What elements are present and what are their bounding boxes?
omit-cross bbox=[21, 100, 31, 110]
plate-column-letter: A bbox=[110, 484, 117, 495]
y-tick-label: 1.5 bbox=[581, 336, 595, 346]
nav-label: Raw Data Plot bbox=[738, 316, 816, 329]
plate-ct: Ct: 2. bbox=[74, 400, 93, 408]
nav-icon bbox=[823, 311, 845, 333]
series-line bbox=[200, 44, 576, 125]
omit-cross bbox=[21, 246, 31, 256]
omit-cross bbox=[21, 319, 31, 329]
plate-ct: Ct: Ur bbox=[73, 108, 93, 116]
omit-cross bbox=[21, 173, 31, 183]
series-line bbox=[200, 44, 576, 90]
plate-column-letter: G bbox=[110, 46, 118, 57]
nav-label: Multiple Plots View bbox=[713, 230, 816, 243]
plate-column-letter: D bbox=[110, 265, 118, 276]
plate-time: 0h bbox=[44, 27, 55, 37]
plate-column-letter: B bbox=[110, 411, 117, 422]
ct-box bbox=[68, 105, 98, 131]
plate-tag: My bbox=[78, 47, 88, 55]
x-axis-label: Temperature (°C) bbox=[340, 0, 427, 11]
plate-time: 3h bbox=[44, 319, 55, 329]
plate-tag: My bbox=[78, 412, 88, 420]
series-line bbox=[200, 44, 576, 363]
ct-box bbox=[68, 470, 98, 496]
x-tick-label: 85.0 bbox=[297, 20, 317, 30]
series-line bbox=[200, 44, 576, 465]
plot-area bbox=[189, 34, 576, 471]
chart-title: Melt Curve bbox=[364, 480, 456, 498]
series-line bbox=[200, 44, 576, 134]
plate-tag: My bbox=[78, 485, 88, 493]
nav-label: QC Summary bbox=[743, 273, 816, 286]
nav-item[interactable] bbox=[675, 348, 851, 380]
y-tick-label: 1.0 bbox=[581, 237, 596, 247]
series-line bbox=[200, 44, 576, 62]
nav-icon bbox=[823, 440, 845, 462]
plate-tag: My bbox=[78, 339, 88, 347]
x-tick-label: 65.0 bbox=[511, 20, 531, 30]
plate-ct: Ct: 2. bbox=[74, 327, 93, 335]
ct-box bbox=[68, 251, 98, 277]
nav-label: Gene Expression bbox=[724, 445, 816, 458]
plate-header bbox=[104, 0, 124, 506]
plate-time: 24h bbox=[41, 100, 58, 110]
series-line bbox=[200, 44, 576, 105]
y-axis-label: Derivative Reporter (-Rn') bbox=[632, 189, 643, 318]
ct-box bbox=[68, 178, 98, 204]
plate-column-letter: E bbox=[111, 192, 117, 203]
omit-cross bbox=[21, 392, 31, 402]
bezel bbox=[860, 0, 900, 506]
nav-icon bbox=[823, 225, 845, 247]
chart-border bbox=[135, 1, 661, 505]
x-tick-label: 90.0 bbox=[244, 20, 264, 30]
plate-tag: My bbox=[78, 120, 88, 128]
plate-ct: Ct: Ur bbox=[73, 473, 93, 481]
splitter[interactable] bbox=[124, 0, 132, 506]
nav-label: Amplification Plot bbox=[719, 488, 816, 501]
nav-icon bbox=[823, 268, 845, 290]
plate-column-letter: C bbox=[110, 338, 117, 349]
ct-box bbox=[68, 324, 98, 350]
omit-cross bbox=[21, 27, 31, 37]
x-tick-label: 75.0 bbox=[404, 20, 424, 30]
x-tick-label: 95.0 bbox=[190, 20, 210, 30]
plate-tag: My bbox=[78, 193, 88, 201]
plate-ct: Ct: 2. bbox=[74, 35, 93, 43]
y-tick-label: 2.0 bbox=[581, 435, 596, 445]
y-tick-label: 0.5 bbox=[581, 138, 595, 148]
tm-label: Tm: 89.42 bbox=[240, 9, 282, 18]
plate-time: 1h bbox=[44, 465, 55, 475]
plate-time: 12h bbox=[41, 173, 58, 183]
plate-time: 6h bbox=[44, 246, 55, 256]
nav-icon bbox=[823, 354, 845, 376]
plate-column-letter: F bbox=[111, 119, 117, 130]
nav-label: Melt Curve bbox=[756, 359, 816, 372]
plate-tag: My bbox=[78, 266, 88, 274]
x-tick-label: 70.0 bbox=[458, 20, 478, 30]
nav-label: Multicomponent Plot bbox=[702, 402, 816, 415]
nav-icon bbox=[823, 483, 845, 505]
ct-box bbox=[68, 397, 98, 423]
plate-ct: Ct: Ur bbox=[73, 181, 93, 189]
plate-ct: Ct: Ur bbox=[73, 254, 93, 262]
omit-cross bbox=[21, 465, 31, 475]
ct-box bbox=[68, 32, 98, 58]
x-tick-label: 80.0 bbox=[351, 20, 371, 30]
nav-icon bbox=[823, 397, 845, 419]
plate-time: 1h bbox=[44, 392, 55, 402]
* * * * * * * * *
Exercise goal | Return the whole of the data, character for character.

Task answer |
What elements are present and what are their bounding boxes?
omit-cross bbox=[21, 100, 31, 110]
plate-column-letter: A bbox=[110, 484, 117, 495]
y-tick-label: 1.5 bbox=[581, 336, 595, 346]
nav-label: Raw Data Plot bbox=[738, 316, 816, 329]
plate-ct: Ct: 2. bbox=[74, 400, 93, 408]
nav-icon bbox=[823, 311, 845, 333]
series-line bbox=[200, 44, 576, 125]
omit-cross bbox=[21, 246, 31, 256]
omit-cross bbox=[21, 319, 31, 329]
plate-ct: Ct: Ur bbox=[73, 108, 93, 116]
omit-cross bbox=[21, 173, 31, 183]
series-line bbox=[200, 44, 576, 90]
plate-column-letter: G bbox=[110, 46, 118, 57]
nav-label: Multiple Plots View bbox=[713, 230, 816, 243]
plate-column-letter: D bbox=[110, 265, 118, 276]
plate-time: 0h bbox=[44, 27, 55, 37]
plate-column-letter: B bbox=[110, 411, 117, 422]
ct-box bbox=[68, 105, 98, 131]
plate-tag: My bbox=[78, 47, 88, 55]
x-axis-label: Temperature (°C) bbox=[340, 0, 427, 11]
plate-time: 3h bbox=[44, 319, 55, 329]
plate-tag: My bbox=[78, 412, 88, 420]
series-line bbox=[200, 44, 576, 363]
ct-box bbox=[68, 470, 98, 496]
x-tick-label: 85.0 bbox=[297, 20, 317, 30]
series-line bbox=[200, 44, 576, 465]
plot-area bbox=[189, 34, 576, 471]
chart-title: Melt Curve bbox=[364, 480, 456, 498]
series-line bbox=[200, 44, 576, 134]
plate-tag: My bbox=[78, 485, 88, 493]
nav-label: QC Summary bbox=[743, 273, 816, 286]
nav-item[interactable] bbox=[675, 348, 851, 380]
y-tick-label: 1.0 bbox=[581, 237, 596, 247]
series-line bbox=[200, 44, 576, 62]
nav-icon bbox=[823, 440, 845, 462]
plate-tag: My bbox=[78, 339, 88, 347]
x-tick-label: 65.0 bbox=[511, 20, 531, 30]
plate-ct: Ct: 2. bbox=[74, 327, 93, 335]
ct-box bbox=[68, 251, 98, 277]
nav-label: Gene Expression bbox=[724, 445, 816, 458]
plate-header bbox=[104, 0, 124, 506]
plate-time: 24h bbox=[41, 100, 58, 110]
series-line bbox=[200, 44, 576, 105]
y-axis-label: Derivative Reporter (-Rn') bbox=[632, 189, 643, 318]
ct-box bbox=[68, 178, 98, 204]
plate-column-letter: E bbox=[111, 192, 117, 203]
omit-cross bbox=[21, 392, 31, 402]
bezel bbox=[860, 0, 900, 506]
nav-icon bbox=[823, 225, 845, 247]
chart-border bbox=[135, 1, 661, 505]
x-tick-label: 90.0 bbox=[244, 20, 264, 30]
plate-tag: My bbox=[78, 120, 88, 128]
plate-ct: Ct: Ur bbox=[73, 473, 93, 481]
splitter[interactable] bbox=[124, 0, 132, 506]
nav-label: Amplification Plot bbox=[719, 488, 816, 501]
nav-icon bbox=[823, 268, 845, 290]
plate-column-letter: C bbox=[110, 338, 117, 349]
ct-box bbox=[68, 324, 98, 350]
omit-cross bbox=[21, 27, 31, 37]
x-tick-label: 75.0 bbox=[404, 20, 424, 30]
x-tick-label: 95.0 bbox=[190, 20, 210, 30]
plate-tag: My bbox=[78, 193, 88, 201]
plate-ct: Ct: 2. bbox=[74, 35, 93, 43]
y-tick-label: 2.0 bbox=[581, 435, 596, 445]
y-tick-label: 0.5 bbox=[581, 138, 595, 148]
tm-label: Tm: 89.42 bbox=[240, 9, 282, 18]
plate-time: 1h bbox=[44, 465, 55, 475]
plate-time: 12h bbox=[41, 173, 58, 183]
plate-time: 6h bbox=[44, 246, 55, 256]
nav-icon bbox=[823, 354, 845, 376]
plate-column-letter: F bbox=[111, 119, 117, 130]
nav-label: Melt Curve bbox=[756, 359, 816, 372]
plate-tag: My bbox=[78, 266, 88, 274]
x-tick-label: 70.0 bbox=[458, 20, 478, 30]
nav-label: Multicomponent Plot bbox=[702, 402, 816, 415]
nav-icon bbox=[823, 483, 845, 505]
ct-box bbox=[68, 397, 98, 423]
plate-ct: Ct: Ur bbox=[73, 181, 93, 189]
plate-ct: Ct: Ur bbox=[73, 254, 93, 262]
omit-cross bbox=[21, 465, 31, 475]
ct-box bbox=[68, 32, 98, 58]
x-tick-label: 80.0 bbox=[351, 20, 371, 30]
nav-icon bbox=[823, 397, 845, 419]
plate-time: 1h bbox=[44, 392, 55, 402]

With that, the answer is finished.